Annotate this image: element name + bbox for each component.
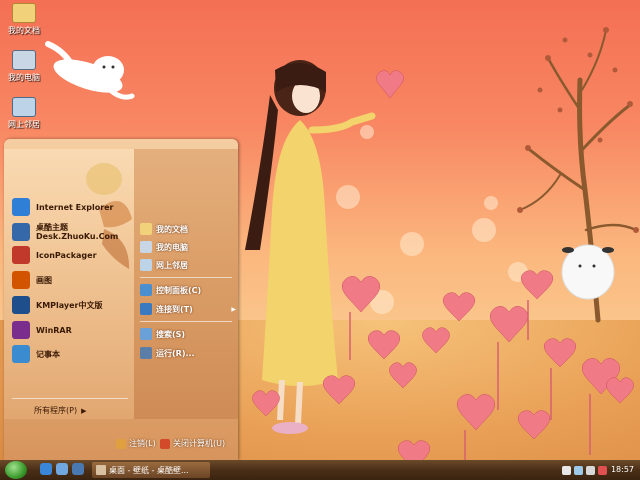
taskbar-window-button[interactable]: 桌面 - 壁纸 - 桌酷壁... (92, 462, 210, 478)
all-programs-button[interactable]: 所有程序(P) ▶ (34, 405, 86, 416)
place-network[interactable]: 网上邻居 (140, 257, 188, 273)
program-kmplayer[interactable]: KMPlayer中文版 (12, 294, 103, 316)
start-menu-footer: 注销(L) 关闭计算机(U) (4, 429, 238, 460)
program-zhuoku-theme[interactable]: 桌酷主题 Desk.ZhuoKu.Com (12, 219, 118, 245)
place-control-panel[interactable]: 控制面板(C) (140, 282, 201, 298)
connect-icon (140, 303, 152, 315)
desktop-icon-my-computer[interactable]: 我的电脑 (2, 50, 46, 83)
place-run[interactable]: 运行(R)... (140, 345, 195, 361)
window-icon (96, 465, 106, 475)
place-connect-to[interactable]: 连接到(T) ▶ (140, 301, 236, 317)
computer-icon (12, 50, 36, 70)
program-internet-explorer[interactable]: Internet Explorer (12, 196, 114, 218)
program-notepad[interactable]: 记事本 (12, 343, 60, 365)
security-tray-icon[interactable] (598, 465, 607, 475)
ie-icon (12, 198, 30, 216)
program-paint[interactable]: 画图 (12, 269, 52, 291)
key-icon (116, 438, 126, 449)
control-panel-icon (140, 284, 152, 296)
place-search[interactable]: 搜索(S) (140, 326, 185, 342)
place-my-documents[interactable]: 我的文档 (140, 221, 188, 237)
program-zhuoku-text: 桌酷主题 Desk.ZhuoKu.Com (36, 223, 118, 241)
documents-icon (12, 3, 36, 23)
logoff-button[interactable]: 注销(L) (116, 438, 156, 449)
run-icon (140, 347, 152, 359)
program-iconpackager[interactable]: IconPackager (12, 244, 97, 266)
network-icon (12, 97, 36, 117)
kmplayer-icon (12, 296, 30, 314)
winrar-icon (12, 321, 30, 339)
zhuoku-icon (12, 223, 30, 241)
start-menu: Internet Explorer 桌酷主题 Desk.ZhuoKu.Com I… (4, 139, 238, 460)
search-icon (140, 328, 152, 340)
network-icon (140, 259, 152, 271)
taskbar: 桌面 - 壁纸 - 桌酷壁... 18:57 (0, 460, 640, 480)
girl-illustration (245, 60, 376, 434)
computer-icon (140, 241, 152, 253)
ie-icon[interactable] (40, 463, 52, 475)
programs-separator (12, 398, 128, 399)
desktop-icon-my-documents[interactable]: 我的文档 (2, 3, 46, 36)
media-player-icon[interactable] (72, 463, 84, 475)
tray-chevron-icon[interactable] (562, 465, 571, 475)
start-button[interactable] (5, 461, 27, 479)
clock[interactable]: 18:57 (611, 465, 634, 474)
taskbar-window-label: 桌面 - 壁纸 - 桌酷壁... (109, 465, 189, 475)
paint-icon (12, 271, 30, 289)
place-my-computer[interactable]: 我的电脑 (140, 239, 188, 255)
arrow-right-icon: ▶ (81, 406, 87, 415)
desktop-icon-network[interactable]: 网上邻居 (2, 97, 46, 130)
power-icon (160, 438, 170, 449)
logoff-label: 注销(L) (129, 439, 156, 448)
sheep-illustration (561, 244, 615, 300)
places-separator (140, 321, 232, 322)
notepad-icon (12, 345, 30, 363)
places-separator (140, 277, 232, 278)
volume-icon[interactable] (586, 465, 595, 475)
program-winrar[interactable]: WinRAR (12, 319, 72, 341)
program-sublabel: Desk.ZhuoKu.Com (36, 232, 119, 241)
network-tray-icon[interactable] (574, 465, 583, 475)
shutdown-button[interactable]: 关闭计算机(U) (160, 438, 225, 449)
flying-cat-illustration (45, 41, 135, 100)
all-programs-label: 所有程序(P) (34, 406, 78, 415)
show-desktop-icon[interactable] (56, 463, 68, 475)
arrow-right-icon: ▶ (231, 305, 236, 313)
program-label: 桌酷主题 (36, 223, 68, 232)
shutdown-label: 关闭计算机(U) (173, 439, 226, 448)
iconpackager-icon (12, 246, 30, 264)
documents-icon (140, 223, 152, 235)
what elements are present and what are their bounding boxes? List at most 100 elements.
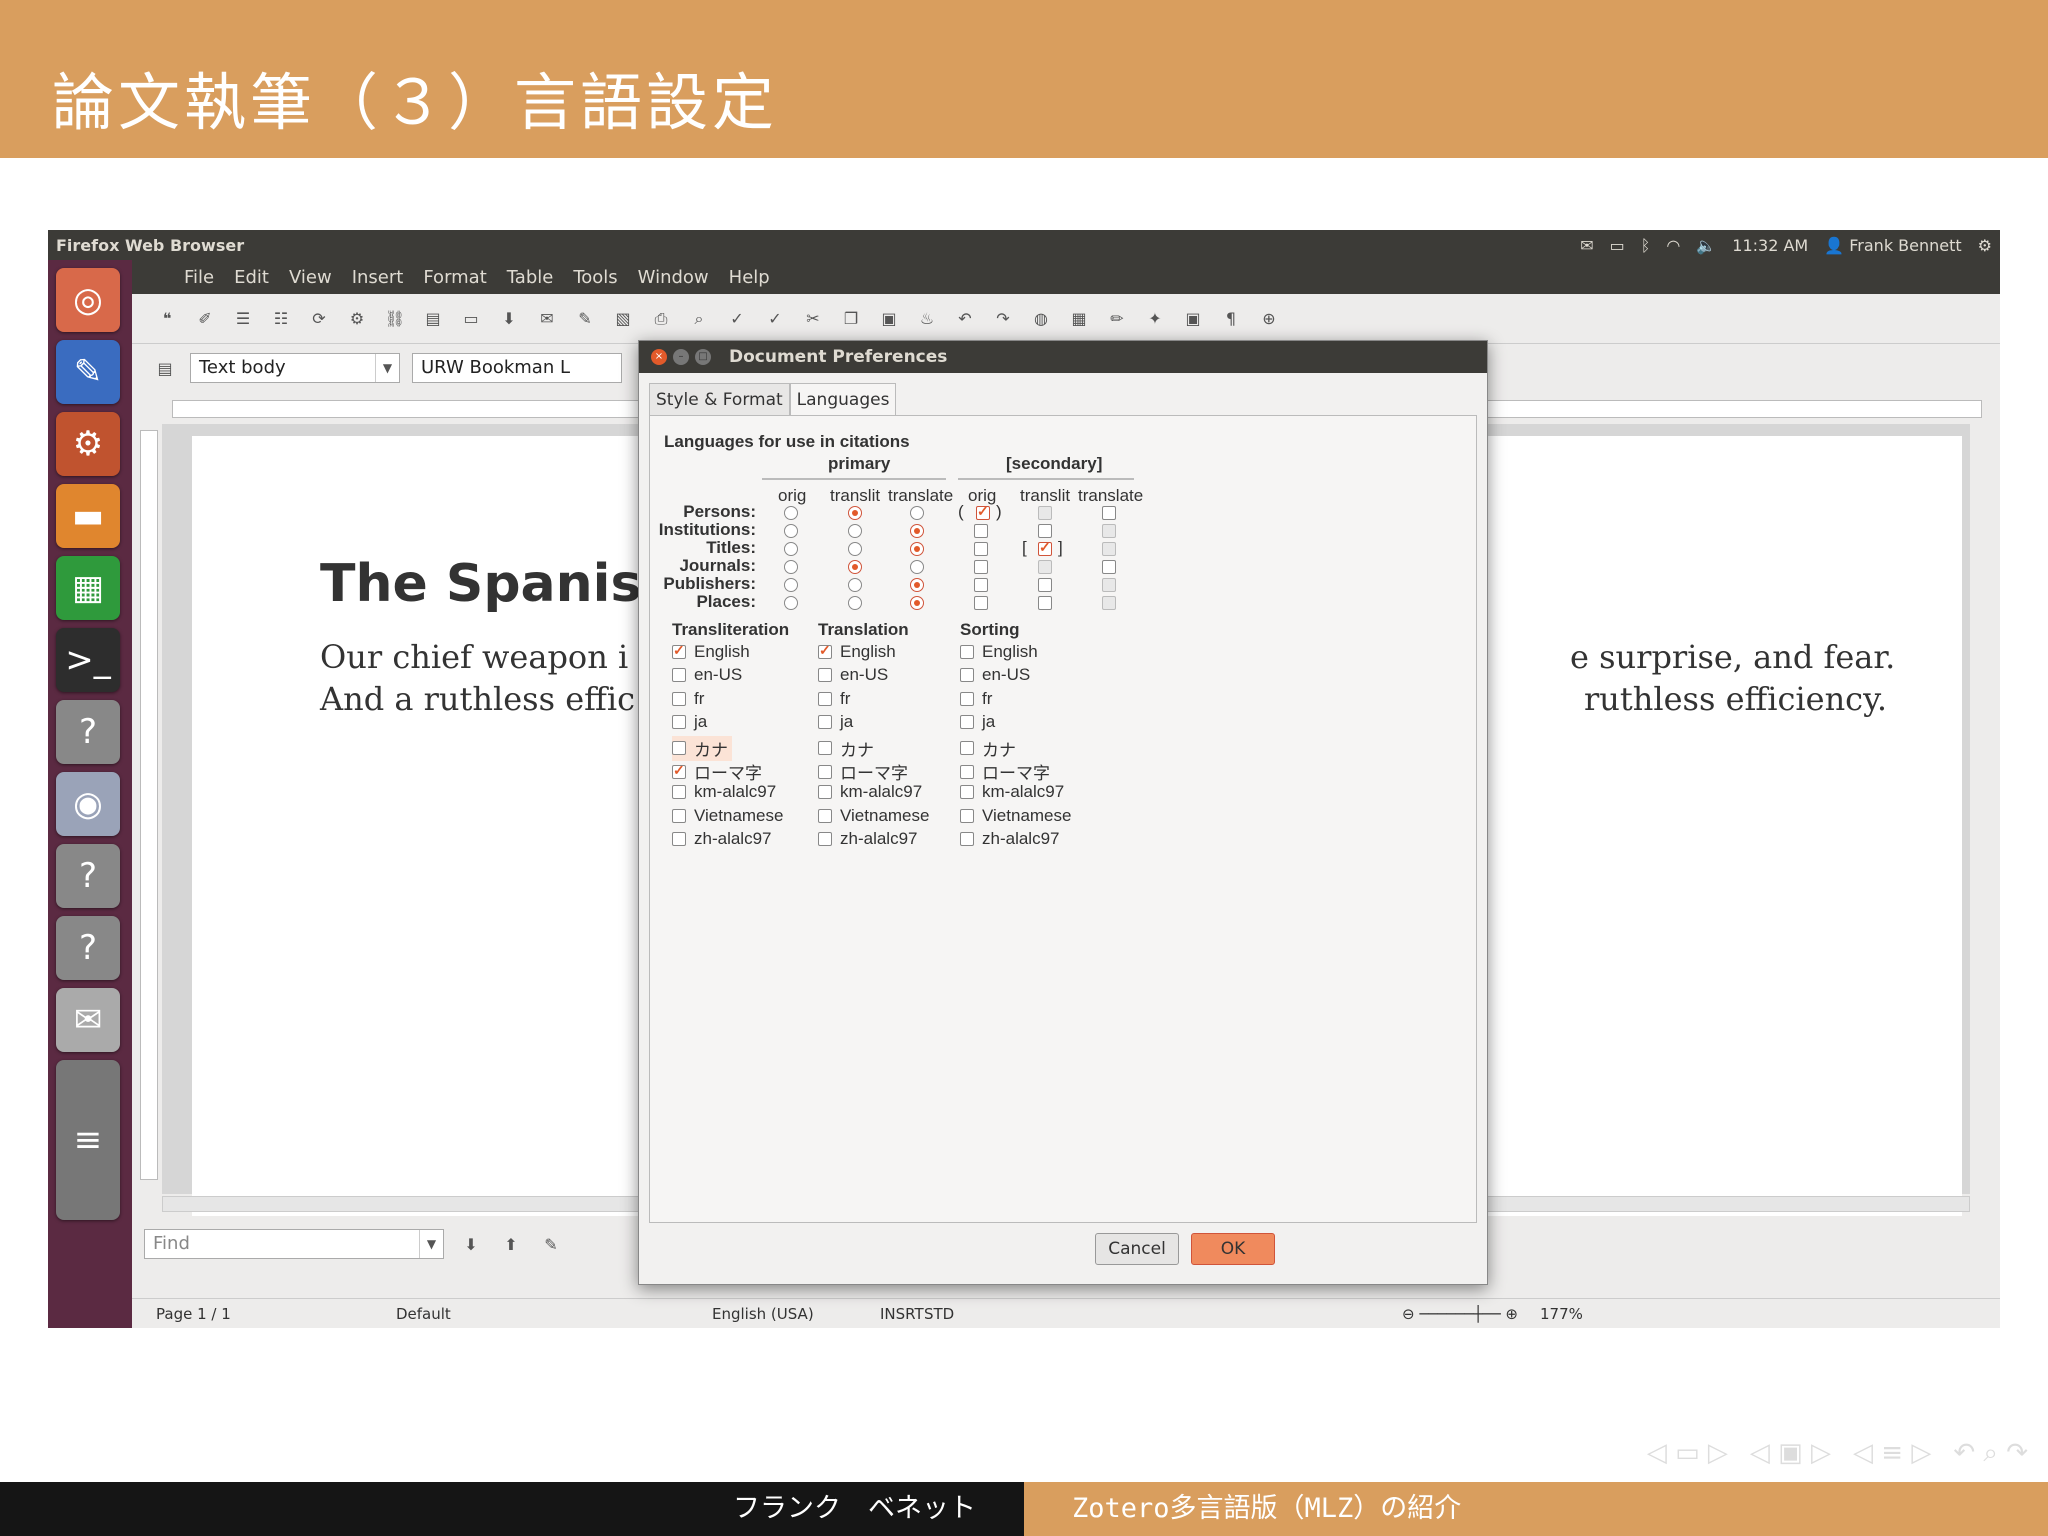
formatting-marks-icon[interactable]: ¶	[1218, 306, 1244, 332]
places-secondary-translate-checkbox[interactable]	[1102, 596, 1116, 610]
translation-checkbox[interactable]	[818, 785, 832, 800]
new-document-icon[interactable]: ▤	[420, 306, 446, 332]
redo-icon[interactable]: ↷	[990, 306, 1016, 332]
email-icon[interactable]: ✉	[534, 306, 560, 332]
transliteration-checkbox[interactable]	[672, 741, 686, 756]
sorting-checkbox[interactable]	[960, 741, 974, 756]
institutions-translate-radio[interactable]	[910, 524, 924, 538]
transliteration-language-item[interactable]: Vietnamese	[672, 806, 783, 826]
sorting-checkbox[interactable]	[960, 668, 974, 683]
titles-orig-radio[interactable]	[784, 542, 798, 556]
translation-checkbox[interactable]	[818, 642, 832, 659]
calc-icon[interactable]: ▦	[56, 556, 120, 620]
persons-translit-radio[interactable]	[848, 506, 862, 520]
places-secondary-translit-checkbox[interactable]	[1038, 596, 1052, 610]
transliteration-language-item[interactable]: en-US	[672, 665, 742, 685]
transliteration-checkbox[interactable]	[672, 691, 686, 706]
export-pdf-icon[interactable]: ▧	[610, 306, 636, 332]
sorting-checkbox[interactable]	[960, 691, 974, 706]
translation-checkbox[interactable]	[818, 808, 832, 823]
zotero-insert-citation-icon[interactable]: ❝	[154, 306, 180, 332]
settings-icon[interactable]: ⚙	[56, 412, 120, 476]
nav-subsection-icon[interactable]: ◁ ▣ ▷	[1750, 1438, 1831, 1469]
sorting-language-item[interactable]: ローマ字	[960, 759, 1050, 784]
navigator-icon[interactable]: ✦	[1142, 306, 1168, 332]
transliteration-language-item[interactable]: ja	[672, 712, 707, 732]
translation-language-item[interactable]: Vietnamese	[818, 806, 929, 826]
gallery-icon[interactable]: ▣	[1180, 306, 1206, 332]
publishers-translit-radio[interactable]	[848, 578, 862, 592]
maximize-icon[interactable]: □	[695, 349, 711, 365]
places-translate-radio[interactable]	[910, 596, 924, 610]
insert-mode[interactable]: INSRT	[880, 1305, 924, 1323]
institutions-translit-radio[interactable]	[848, 524, 862, 538]
sorting-language-item[interactable]: ja	[960, 712, 995, 732]
sorting-language-item[interactable]: English	[960, 642, 1038, 662]
menu-tools[interactable]: Tools	[573, 267, 617, 288]
menu-table[interactable]: Table	[507, 267, 554, 288]
persons-translate-radio[interactable]	[910, 506, 924, 520]
menu-window[interactable]: Window	[638, 267, 709, 288]
places-secondary-orig-checkbox[interactable]	[974, 596, 988, 610]
wifi-icon[interactable]: ◠	[1666, 236, 1680, 255]
zoom-slider[interactable]: ⊖ ──────┼── ⊕	[1402, 1305, 1518, 1323]
clock[interactable]: 11:32 AM	[1732, 236, 1808, 255]
sorting-checkbox[interactable]	[960, 764, 974, 779]
transliteration-language-item[interactable]: zh-alalc97	[672, 829, 772, 849]
sorting-language-item[interactable]: km-alalc97	[960, 782, 1064, 802]
writer-icon[interactable]: ✎	[56, 340, 120, 404]
persons-orig-radio[interactable]	[784, 506, 798, 520]
menu-insert[interactable]: Insert	[352, 267, 404, 288]
zotero-edit-bibliography-icon[interactable]: ☷	[268, 306, 294, 332]
translation-checkbox[interactable]	[818, 741, 832, 756]
ok-button[interactable]: OK	[1191, 1233, 1275, 1265]
translation-checkbox[interactable]	[818, 691, 832, 706]
stacked-apps-icon[interactable]: ≡	[56, 1060, 120, 1220]
publishers-secondary-translate-checkbox[interactable]	[1102, 578, 1116, 592]
selection-mode[interactable]: STD	[924, 1305, 954, 1323]
menu-edit[interactable]: Edit	[234, 267, 269, 288]
translation-checkbox[interactable]	[818, 715, 832, 730]
sorting-checkbox[interactable]	[960, 785, 974, 800]
copy-icon[interactable]: ❐	[838, 306, 864, 332]
font-name-select[interactable]: URW Bookman L	[412, 353, 622, 383]
clone-format-icon[interactable]: ♨	[914, 306, 940, 332]
titles-secondary-orig-checkbox[interactable]	[974, 542, 988, 556]
language-status[interactable]: English (USA)	[712, 1305, 814, 1323]
menu-file[interactable]: File	[184, 267, 214, 288]
journals-secondary-orig-checkbox[interactable]	[974, 560, 988, 574]
find-input[interactable]: Find ▼	[144, 1229, 444, 1259]
translation-language-item[interactable]: zh-alalc97	[818, 829, 918, 849]
publishers-secondary-orig-checkbox[interactable]	[974, 578, 988, 592]
terminal-icon[interactable]: >_	[56, 628, 120, 692]
sorting-checkbox[interactable]	[960, 645, 974, 659]
persons-secondary-translit-checkbox[interactable]	[1038, 506, 1052, 520]
titles-secondary-translate-checkbox[interactable]	[1102, 542, 1116, 556]
find-previous-icon[interactable]: ⬆	[498, 1231, 524, 1257]
user-menu[interactable]: 👤 Frank Bennett	[1824, 236, 1961, 255]
open-icon[interactable]: ▭	[458, 306, 484, 332]
zotero-unlink-icon[interactable]: ⛓	[382, 306, 408, 332]
save-icon[interactable]: ⬇	[496, 306, 522, 332]
zotero-edit-citation-icon[interactable]: ✐	[192, 306, 218, 332]
print-preview-icon[interactable]: ⌕	[686, 306, 712, 332]
chevron-down-icon[interactable]: ▼	[419, 1230, 443, 1258]
cut-icon[interactable]: ✂	[800, 306, 826, 332]
dash-icon[interactable]: ◎	[56, 268, 120, 332]
zotero-insert-bibliography-icon[interactable]: ☰	[230, 306, 256, 332]
close-icon[interactable]: ×	[651, 349, 667, 365]
translation-checkbox[interactable]	[818, 668, 832, 683]
institutions-orig-radio[interactable]	[784, 524, 798, 538]
menu-view[interactable]: View	[289, 267, 332, 288]
persons-secondary-translate-checkbox[interactable]	[1102, 506, 1116, 520]
persons-secondary-orig-checkbox[interactable]	[976, 503, 990, 520]
autospellcheck-icon[interactable]: ✓	[762, 306, 788, 332]
help-icon[interactable]: ⊕	[1256, 306, 1282, 332]
files-icon[interactable]: ▬	[56, 484, 120, 548]
chevron-down-icon[interactable]: ▼	[375, 354, 399, 382]
unknown-app-icon[interactable]: ?	[56, 916, 120, 980]
transliteration-checkbox[interactable]	[672, 785, 686, 800]
edit-mode-icon[interactable]: ✎	[572, 306, 598, 332]
journals-secondary-translate-checkbox[interactable]	[1102, 560, 1116, 574]
nav-section-icon[interactable]: ◁ ≡ ▷	[1853, 1438, 1931, 1469]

WORK TO COMPLETE -
Copy out again the entries starting with the line that contains "taskbar-window-button[interactable]: 桌面 - 壁纸" and going on through the line that contains "start-menu-footer: 注销(L) 关闭计算机(U)".

EXERCISE RESULT -
taskbar-window-button[interactable]: 桌面 - 壁纸 - 桌酷壁... (92, 462, 210, 478)
all-programs-button[interactable]: 所有程序(P) ▶ (34, 405, 86, 416)
place-network[interactable]: 网上邻居 (140, 257, 188, 273)
program-kmplayer[interactable]: KMPlayer中文版 (12, 294, 103, 316)
start-menu-footer: 注销(L) 关闭计算机(U) (4, 429, 238, 460)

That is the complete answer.